**TASK REQUIREMENTS**
Within the material below, find each line bearing the word "bottom" and present it.

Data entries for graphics
□ □ □ □ □

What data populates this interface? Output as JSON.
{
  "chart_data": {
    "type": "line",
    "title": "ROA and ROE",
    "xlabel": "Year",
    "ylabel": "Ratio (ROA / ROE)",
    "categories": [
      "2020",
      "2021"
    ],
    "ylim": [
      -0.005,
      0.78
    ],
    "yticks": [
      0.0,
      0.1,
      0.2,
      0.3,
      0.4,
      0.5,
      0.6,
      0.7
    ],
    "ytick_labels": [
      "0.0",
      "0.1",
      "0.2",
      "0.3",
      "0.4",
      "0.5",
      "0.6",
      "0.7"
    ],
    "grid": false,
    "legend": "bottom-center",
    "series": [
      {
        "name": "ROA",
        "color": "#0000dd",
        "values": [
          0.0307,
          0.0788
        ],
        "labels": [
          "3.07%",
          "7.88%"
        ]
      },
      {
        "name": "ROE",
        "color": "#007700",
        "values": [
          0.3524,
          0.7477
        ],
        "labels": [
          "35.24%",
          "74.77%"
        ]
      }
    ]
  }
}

□ □ □ □ □

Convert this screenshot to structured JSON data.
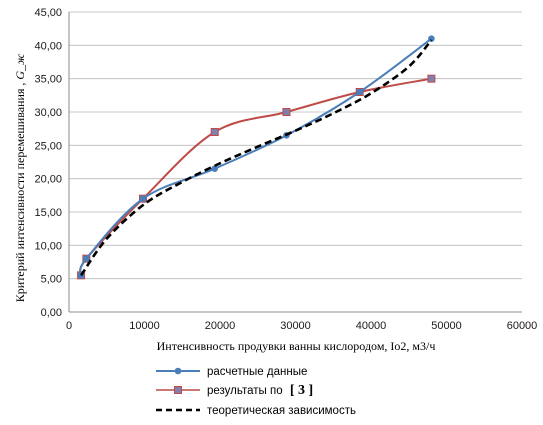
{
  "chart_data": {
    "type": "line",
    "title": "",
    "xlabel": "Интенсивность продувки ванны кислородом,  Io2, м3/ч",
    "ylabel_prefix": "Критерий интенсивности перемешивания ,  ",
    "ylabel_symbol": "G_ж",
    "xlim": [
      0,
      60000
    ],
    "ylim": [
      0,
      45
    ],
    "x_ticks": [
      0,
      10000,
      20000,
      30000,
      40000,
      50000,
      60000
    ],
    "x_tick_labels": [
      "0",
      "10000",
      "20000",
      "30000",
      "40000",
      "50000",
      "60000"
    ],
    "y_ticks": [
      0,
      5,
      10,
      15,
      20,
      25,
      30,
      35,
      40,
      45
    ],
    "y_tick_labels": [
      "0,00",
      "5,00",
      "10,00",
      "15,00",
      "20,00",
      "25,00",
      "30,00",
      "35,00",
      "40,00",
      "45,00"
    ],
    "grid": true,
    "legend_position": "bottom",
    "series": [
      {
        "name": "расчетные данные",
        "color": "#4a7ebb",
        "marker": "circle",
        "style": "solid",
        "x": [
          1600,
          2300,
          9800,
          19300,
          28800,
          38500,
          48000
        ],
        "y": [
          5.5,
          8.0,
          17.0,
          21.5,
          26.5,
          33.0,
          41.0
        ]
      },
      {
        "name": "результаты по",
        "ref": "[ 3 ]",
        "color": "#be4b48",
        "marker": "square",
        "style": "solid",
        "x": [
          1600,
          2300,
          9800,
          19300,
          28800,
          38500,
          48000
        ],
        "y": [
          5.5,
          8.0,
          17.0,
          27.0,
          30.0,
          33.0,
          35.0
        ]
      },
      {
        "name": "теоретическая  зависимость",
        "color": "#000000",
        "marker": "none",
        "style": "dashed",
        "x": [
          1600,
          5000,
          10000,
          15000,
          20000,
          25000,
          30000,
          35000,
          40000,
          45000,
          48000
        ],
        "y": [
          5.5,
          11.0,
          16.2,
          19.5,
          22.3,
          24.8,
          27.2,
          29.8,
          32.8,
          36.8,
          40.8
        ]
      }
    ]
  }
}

□ □ □ □ □

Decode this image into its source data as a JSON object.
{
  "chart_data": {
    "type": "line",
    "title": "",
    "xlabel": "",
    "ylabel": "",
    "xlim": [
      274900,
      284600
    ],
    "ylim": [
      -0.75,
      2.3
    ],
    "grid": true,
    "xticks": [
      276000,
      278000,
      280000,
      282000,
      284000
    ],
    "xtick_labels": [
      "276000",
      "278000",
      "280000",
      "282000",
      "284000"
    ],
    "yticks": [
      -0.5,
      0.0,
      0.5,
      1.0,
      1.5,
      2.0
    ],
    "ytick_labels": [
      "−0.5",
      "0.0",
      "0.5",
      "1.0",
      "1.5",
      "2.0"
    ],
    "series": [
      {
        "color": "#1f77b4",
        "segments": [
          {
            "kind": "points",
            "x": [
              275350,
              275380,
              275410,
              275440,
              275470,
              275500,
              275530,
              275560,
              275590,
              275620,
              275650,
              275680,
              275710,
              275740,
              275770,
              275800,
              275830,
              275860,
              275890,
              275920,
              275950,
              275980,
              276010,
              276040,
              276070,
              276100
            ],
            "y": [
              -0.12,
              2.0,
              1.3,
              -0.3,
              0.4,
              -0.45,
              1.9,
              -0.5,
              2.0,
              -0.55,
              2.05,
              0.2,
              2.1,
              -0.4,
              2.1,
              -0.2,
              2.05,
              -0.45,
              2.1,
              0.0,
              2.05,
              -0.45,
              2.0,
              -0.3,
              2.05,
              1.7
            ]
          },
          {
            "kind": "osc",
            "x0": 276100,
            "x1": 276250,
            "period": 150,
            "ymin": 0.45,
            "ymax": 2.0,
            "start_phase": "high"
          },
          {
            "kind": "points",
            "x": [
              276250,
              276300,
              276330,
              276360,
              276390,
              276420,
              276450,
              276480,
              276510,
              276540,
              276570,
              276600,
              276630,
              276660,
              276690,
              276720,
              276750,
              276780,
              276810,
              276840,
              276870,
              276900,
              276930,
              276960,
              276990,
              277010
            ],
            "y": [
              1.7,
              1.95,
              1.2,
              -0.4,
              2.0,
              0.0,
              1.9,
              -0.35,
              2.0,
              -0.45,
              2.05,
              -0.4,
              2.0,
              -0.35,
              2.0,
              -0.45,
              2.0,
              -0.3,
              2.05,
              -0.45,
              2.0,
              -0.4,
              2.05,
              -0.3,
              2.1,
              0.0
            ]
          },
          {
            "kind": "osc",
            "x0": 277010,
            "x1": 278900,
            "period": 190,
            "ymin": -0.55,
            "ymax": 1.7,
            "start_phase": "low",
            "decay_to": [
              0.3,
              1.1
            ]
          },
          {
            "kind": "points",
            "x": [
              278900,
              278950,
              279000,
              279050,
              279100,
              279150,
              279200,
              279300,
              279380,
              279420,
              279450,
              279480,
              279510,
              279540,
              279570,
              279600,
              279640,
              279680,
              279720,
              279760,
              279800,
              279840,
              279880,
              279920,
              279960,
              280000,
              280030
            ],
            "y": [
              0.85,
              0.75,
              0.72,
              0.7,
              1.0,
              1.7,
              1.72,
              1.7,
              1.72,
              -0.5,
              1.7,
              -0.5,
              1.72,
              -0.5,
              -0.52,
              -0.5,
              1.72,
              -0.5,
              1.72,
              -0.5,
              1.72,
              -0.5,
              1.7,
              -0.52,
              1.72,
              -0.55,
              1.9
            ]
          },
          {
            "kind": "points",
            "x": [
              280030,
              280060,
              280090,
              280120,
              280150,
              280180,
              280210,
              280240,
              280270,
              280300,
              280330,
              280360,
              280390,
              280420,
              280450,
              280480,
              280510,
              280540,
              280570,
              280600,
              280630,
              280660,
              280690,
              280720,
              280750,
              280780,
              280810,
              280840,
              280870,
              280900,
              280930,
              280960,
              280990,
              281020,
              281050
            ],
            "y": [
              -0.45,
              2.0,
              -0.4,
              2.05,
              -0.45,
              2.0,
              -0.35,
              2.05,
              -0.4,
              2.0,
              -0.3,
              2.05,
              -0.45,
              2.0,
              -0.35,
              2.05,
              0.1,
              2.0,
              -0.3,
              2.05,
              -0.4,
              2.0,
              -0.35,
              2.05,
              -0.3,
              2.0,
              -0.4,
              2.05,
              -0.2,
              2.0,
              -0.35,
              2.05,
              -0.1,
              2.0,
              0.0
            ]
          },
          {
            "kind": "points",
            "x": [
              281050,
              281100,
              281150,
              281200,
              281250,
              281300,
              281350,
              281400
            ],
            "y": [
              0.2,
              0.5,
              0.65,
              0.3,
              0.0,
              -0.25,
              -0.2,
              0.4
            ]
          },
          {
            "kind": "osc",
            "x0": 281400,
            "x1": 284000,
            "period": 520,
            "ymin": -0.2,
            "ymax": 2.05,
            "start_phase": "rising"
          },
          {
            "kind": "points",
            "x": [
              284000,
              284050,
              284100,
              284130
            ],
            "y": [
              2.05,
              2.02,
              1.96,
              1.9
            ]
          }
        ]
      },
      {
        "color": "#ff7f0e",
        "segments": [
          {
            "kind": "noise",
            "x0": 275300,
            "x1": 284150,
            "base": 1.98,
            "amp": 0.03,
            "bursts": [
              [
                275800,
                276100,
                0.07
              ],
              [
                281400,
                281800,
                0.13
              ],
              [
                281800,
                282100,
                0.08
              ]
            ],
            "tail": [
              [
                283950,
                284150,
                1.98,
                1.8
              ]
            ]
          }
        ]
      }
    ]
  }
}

□ □ □ □ □

**TASK SOLUTION**
    "legend": "bottom-center",
    "legend_position": "bottom",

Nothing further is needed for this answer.